Task objective>
Retype the records below exactly as they appear.

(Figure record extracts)
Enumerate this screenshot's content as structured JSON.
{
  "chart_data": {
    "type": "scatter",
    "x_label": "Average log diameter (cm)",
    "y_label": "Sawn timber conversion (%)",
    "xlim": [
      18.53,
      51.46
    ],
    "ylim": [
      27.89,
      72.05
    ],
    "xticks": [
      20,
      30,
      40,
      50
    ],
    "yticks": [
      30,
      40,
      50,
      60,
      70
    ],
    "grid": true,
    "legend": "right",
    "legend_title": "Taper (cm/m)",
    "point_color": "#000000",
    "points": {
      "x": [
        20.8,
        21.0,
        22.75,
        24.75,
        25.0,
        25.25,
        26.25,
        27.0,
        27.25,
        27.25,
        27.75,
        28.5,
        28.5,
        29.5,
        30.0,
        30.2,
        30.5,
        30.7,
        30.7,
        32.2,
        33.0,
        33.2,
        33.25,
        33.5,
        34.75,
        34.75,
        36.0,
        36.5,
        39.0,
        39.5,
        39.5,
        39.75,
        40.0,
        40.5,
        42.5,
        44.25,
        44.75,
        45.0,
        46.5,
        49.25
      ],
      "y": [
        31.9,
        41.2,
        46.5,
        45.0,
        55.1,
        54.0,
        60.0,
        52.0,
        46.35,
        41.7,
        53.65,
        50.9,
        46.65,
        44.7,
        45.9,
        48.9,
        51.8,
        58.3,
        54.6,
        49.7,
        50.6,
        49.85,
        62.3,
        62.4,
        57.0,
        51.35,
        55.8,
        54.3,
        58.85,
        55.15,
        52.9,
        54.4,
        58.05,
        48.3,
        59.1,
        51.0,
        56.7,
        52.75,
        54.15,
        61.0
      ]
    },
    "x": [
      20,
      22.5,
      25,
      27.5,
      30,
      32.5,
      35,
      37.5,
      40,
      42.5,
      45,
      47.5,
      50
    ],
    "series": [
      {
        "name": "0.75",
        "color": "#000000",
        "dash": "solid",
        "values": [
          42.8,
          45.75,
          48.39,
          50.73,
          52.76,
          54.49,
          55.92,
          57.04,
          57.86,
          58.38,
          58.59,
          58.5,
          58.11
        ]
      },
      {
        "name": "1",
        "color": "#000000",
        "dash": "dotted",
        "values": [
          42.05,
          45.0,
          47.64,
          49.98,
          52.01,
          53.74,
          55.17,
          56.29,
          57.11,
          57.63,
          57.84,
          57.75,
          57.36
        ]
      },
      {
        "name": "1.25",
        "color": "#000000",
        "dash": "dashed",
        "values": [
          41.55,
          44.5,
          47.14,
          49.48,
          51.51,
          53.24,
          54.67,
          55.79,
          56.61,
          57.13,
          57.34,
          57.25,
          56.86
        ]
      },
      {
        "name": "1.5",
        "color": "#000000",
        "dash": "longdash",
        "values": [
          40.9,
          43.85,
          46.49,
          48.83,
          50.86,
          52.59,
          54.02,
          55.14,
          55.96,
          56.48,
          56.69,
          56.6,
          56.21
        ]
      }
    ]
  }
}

The reply>
Enumerate this screenshot's content as structured JSON.
{
  "chart_data": {
    "type": "scatter",
    "x_label": "Average log diameter (cm)",
    "y_label": "Sawn timber conversion (%)",
    "xlim": [
      18.53,
      51.46
    ],
    "ylim": [
      27.89,
      72.05
    ],
    "xticks": [
      20,
      30,
      40,
      50
    ],
    "yticks": [
      30,
      40,
      50,
      60,
      70
    ],
    "grid": true,
    "legend": "right",
    "legend_title": "Taper (cm/m)",
    "point_color": "#000000",
    "points": {
      "x": [
        20.8,
        21.0,
        22.75,
        24.75,
        25.0,
        25.25,
        26.25,
        27.0,
        27.25,
        27.25,
        27.75,
        28.5,
        28.5,
        29.5,
        30.0,
        30.2,
        30.5,
        30.7,
        30.7,
        32.2,
        33.0,
        33.2,
        33.25,
        33.5,
        34.75,
        34.75,
        36.0,
        36.5,
        39.0,
        39.5,
        39.5,
        39.75,
        40.0,
        40.5,
        42.5,
        44.25,
        44.75,
        45.0,
        46.5,
        49.25
      ],
      "y": [
        31.9,
        41.2,
        46.5,
        45.0,
        55.1,
        54.0,
        60.0,
        52.0,
        46.35,
        41.7,
        53.65,
        50.9,
        46.65,
        44.7,
        45.9,
        48.9,
        51.8,
        58.3,
        54.6,
        49.7,
        50.6,
        49.85,
        62.3,
        62.4,
        57.0,
        51.35,
        55.8,
        54.3,
        58.85,
        55.15,
        52.9,
        54.4,
        58.05,
        48.3,
        59.1,
        51.0,
        56.7,
        52.75,
        54.15,
        61.0
      ]
    },
    "x": [
      20,
      22.5,
      25,
      27.5,
      30,
      32.5,
      35,
      37.5,
      40,
      42.5,
      45,
      47.5,
      50
    ],
    "series": [
      {
        "name": "0.75",
        "color": "#000000",
        "dash": "solid",
        "values": [
          42.8,
          45.75,
          48.39,
          50.73,
          52.76,
          54.49,
          55.92,
          57.04,
          57.86,
          58.38,
          58.59,
          58.5,
          58.11
        ]
      },
      {
        "name": "1",
        "color": "#000000",
        "dash": "dotted",
        "values": [
          42.05,
          45.0,
          47.64,
          49.98,
          52.01,
          53.74,
          55.17,
          56.29,
          57.11,
          57.63,
          57.84,
          57.75,
          57.36
        ]
      },
      {
        "name": "1.25",
        "color": "#000000",
        "dash": "dashed",
        "values": [
          41.55,
          44.5,
          47.14,
          49.48,
          51.51,
          53.24,
          54.67,
          55.79,
          56.61,
          57.13,
          57.34,
          57.25,
          56.86
        ]
      },
      {
        "name": "1.5",
        "color": "#000000",
        "dash": "longdash",
        "values": [
          40.9,
          43.85,
          46.49,
          48.83,
          50.86,
          52.59,
          54.02,
          55.14,
          55.96,
          56.48,
          56.69,
          56.6,
          56.21
        ]
      }
    ]
  }
}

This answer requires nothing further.